Task description: Copy everything in the data below exactly except the pictures.

Extracted information:
────────────────
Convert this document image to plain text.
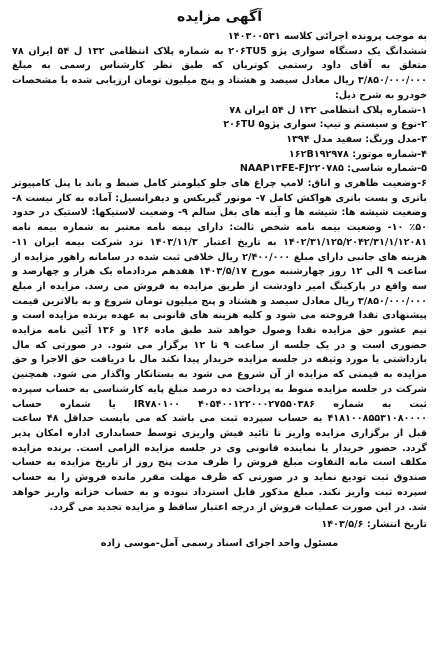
آگهی مزایده

به موجب پرونده اجرائی کلاسه ۱۴۰۳۰۰۵۳۱

ششدانگ یک دستگاه سواری پژو ۲۰۶TU5 به شماره پلاک انتظامی ۱۳۲ ل ۵۴ ایران ۷۸ متعلق به آقای داود رستمی کوتریان که طبق نظر کارشناس رسمی به مبلغ ۳/۸۵۰/۰۰۰/۰۰۰ ریال معادل سیصد و هشتاد و پنج میلیون تومان ارزیابی شده با مشخصات خودرو به شرح ذیل:

۱-شماره پلاک انتظامی ۱۳۲ ل ۵۴ ایران ۷۸

۲-نوع و سیستم و تیپ: سواری پژو۵ ۲۰۶TU

۳-مدل ورنگ: سفید مدل ۱۳۹۴

۴-شماره موتور: ۱۶۲B۱۹۲۹۷۸

۵-شماره شاسی: NAAP۱۳FE-FJ۲۲۰۷۸۵

۶-وضعیت ظاهری و اتاق: لامپ چراغ های جلو کیلومتر کامل ضبط و باند با پنل کامپیوتر باتری و بست باتری هواکش کامل ۷- موتور گیربکس و دیفرانسیل: آماده به کار نیست ۸- وضعیت شیشه ها: شیشه ها و آینه های بغل سالم ۹- وضعیت لاستیکها: لاستیک در حدود ۵۰٪ ۱۰- وضعیت بیمه نامه شخص ثالث: دارای بیمه نامه معتبر به شماره بیمه نامه ۱۴۰۲/۳۱/۱۲۵/۲۰۴۲/۳۱/۱/۱۲۰۸۱ به تاریخ اعتبار ۱۴۰۳/۱۱/۳ نزد شرکت بیمه ایران ۱۱- هزینه های جانبی دارای مبلغ ۲/۴۰۰/۰۰۰ ریال خلافی ثبت شده در سامانه راهور مزایده از ساعت ۹ الی ۱۲ روز چهارشنبه مورخ ۱۴۰۳/۵/۱۷ هفدهم مردادماه یک هزار و چهارصد و سه واقع در پارکینگ امیر داودشت از طریق مزایده به فروش می رسد. مزایده از مبلغ ۳/۸۵۰/۰۰۰/۰۰۰ ریال معادل سیصد و هشتاد و پنج میلیون تومان شروع و به بالاترین قیمت پیشنهادی نقدا فروخته می شود و کلیه هزینه های قانونی به عهده برنده مزایده است و نیم عشور حق مزایده نقدا وصول خواهد شد طبق ماده ۱۲۶ و ۱۳۶ آئین نامه مزایده حضوری است و در یک جلسه از ساعت ۹ تا ۱۲ برگزار می شود. در صورتی که مال بازداشتی یا مورد وثیقه در جلسه مزایده خریدار پیدا نکند مال با دریافت حق الاجرا و حق مزایده به قیمتی که مزایده از آن شروع می شود به بستانکار واگذار می شود. همچنین شرکت در جلسه مزایده منوط به پرداخت ده درصد مبلغ پایه کارشناسی به حساب سپرده ثبت به شماره ۴۰۵۴۰۰۱۲۲۰۰۰۲۷۵۵۰۳۸۶ IR۷۸۰۱۰۰ یا شماره حساب ۴۱۸۱۰۰۸۵۵۳۱۰۸۰۰۰۰ به حساب سپرده ثبت می باشد که می بایست حداقل ۴۸ ساعت قبل از برگزاری مزایده واریز تا تائید فیش واریزی توسط حسابداری اداره امکان پذیر گردد. حضور خریدار یا نماینده قانونی وی در جلسه مزایده الزامی است. برنده مزایده مکلف است مابه التفاوت مبلغ فروش را ظرف مدت پنج روز از تاریخ مزایده به حساب صندوق ثبت تودیع نماید و در صورتی که ظرف مهلت مقرر مانده فروش را به حساب سپرده ثبت واریز نکند. مبلغ مذکور قابل استرداد نبوده و به حساب خزانه واریز خواهد شد. در این صورت عملیات فروش از درجه اعتبار ساقط و مزایده تجدید می گردد.

تاریخ انتشار: ۱۴۰۳/۵/۶
مسئول واحد اجرای اسناد رسمی آمل-موسی زاده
────────────────
Exercise output:
Convert this document image to plain text.
آگهی مزایده

به موجب پرونده اجرائی کلاسه ۱۴۰۳۰۰۵۳۱

ششدانگ یک دستگاه سواری پژو ۲۰۶TU5 به شماره پلاک انتظامی ۱۳۲ ل ۵۴ ایران ۷۸ متعلق به آقای داود رستمی کوتریان که طبق نظر کارشناس رسمی به مبلغ ۳/۸۵۰/۰۰۰/۰۰۰ ریال معادل سیصد و هشتاد و پنج میلیون تومان ارزیابی شده با مشخصات خودرو به شرح ذیل:

۱-شماره پلاک انتظامی ۱۳۲ ل ۵۴ ایران ۷۸

۲-نوع و سیستم و تیپ: سواری پژو۵ ۲۰۶TU

۳-مدل ورنگ: سفید مدل ۱۳۹۴

۴-شماره موتور: ۱۶۲B۱۹۲۹۷۸

۵-شماره شاسی: NAAP۱۳FE-FJ۲۲۰۷۸۵

۶-وضعیت ظاهری و اتاق: لامپ چراغ های جلو کیلومتر کامل ضبط و باند با پنل کامپیوتر باتری و بست باتری هواکش کامل ۷- موتور گیربکس و دیفرانسیل: آماده به کار نیست ۸- وضعیت شیشه ها: شیشه ها و آینه های بغل سالم ۹- وضعیت لاستیکها: لاستیک در حدود ۵۰٪ ۱۰- وضعیت بیمه نامه شخص ثالث: دارای بیمه نامه معتبر به شماره بیمه نامه ۱۴۰۲/۳۱/۱۲۵/۲۰۴۲/۳۱/۱/۱۲۰۸۱ به تاریخ اعتبار ۱۴۰۳/۱۱/۳ نزد شرکت بیمه ایران ۱۱- هزینه های جانبی دارای مبلغ ۲/۴۰۰/۰۰۰ ریال خلافی ثبت شده در سامانه راهور مزایده از ساعت ۹ الی ۱۲ روز چهارشنبه مورخ ۱۴۰۳/۵/۱۷ هفدهم مردادماه یک هزار و چهارصد و سه واقع در پارکینگ امیر داودشت از طریق مزایده به فروش می رسد. مزایده از مبلغ ۳/۸۵۰/۰۰۰/۰۰۰ ریال معادل سیصد و هشتاد و پنج میلیون تومان شروع و به بالاترین قیمت پیشنهادی نقدا فروخته می شود و کلیه هزینه های قانونی به عهده برنده مزایده است و نیم عشور حق مزایده نقدا وصول خواهد شد طبق ماده ۱۲۶ و ۱۳۶ آئین نامه مزایده حضوری است و در یک جلسه از ساعت ۹ تا ۱۲ برگزار می شود. در صورتی که مال بازداشتی یا مورد وثیقه در جلسه مزایده خریدار پیدا نکند مال با دریافت حق الاجرا و حق مزایده به قیمتی که مزایده از آن شروع می شود به بستانکار واگذار می شود. همچنین شرکت در جلسه مزایده منوط به پرداخت ده درصد مبلغ پایه کارشناسی به حساب سپرده ثبت به شماره ۴۰۵۴۰۰۱۲۲۰۰۰۲۷۵۵۰۳۸۶ IR۷۸۰۱۰۰ یا شماره حساب ۴۱۸۱۰۰۸۵۵۳۱۰۸۰۰۰۰ به حساب سپرده ثبت می باشد که می بایست حداقل ۴۸ ساعت قبل از برگزاری مزایده واریز تا تائید فیش واریزی توسط حسابداری اداره امکان پذیر گردد. حضور خریدار یا نماینده قانونی وی در جلسه مزایده الزامی است. برنده مزایده مکلف است مابه التفاوت مبلغ فروش را ظرف مدت پنج روز از تاریخ مزایده به حساب صندوق ثبت تودیع نماید و در صورتی که ظرف مهلت مقرر مانده فروش را به حساب سپرده ثبت واریز نکند. مبلغ مذکور قابل استرداد نبوده و به حساب خزانه واریز خواهد شد. در این صورت عملیات فروش از درجه اعتبار ساقط و مزایده تجدید می گردد.

تاریخ انتشار: ۱۴۰۳/۵/۶
مسئول واحد اجرای اسناد رسمی آمل-موسی زاده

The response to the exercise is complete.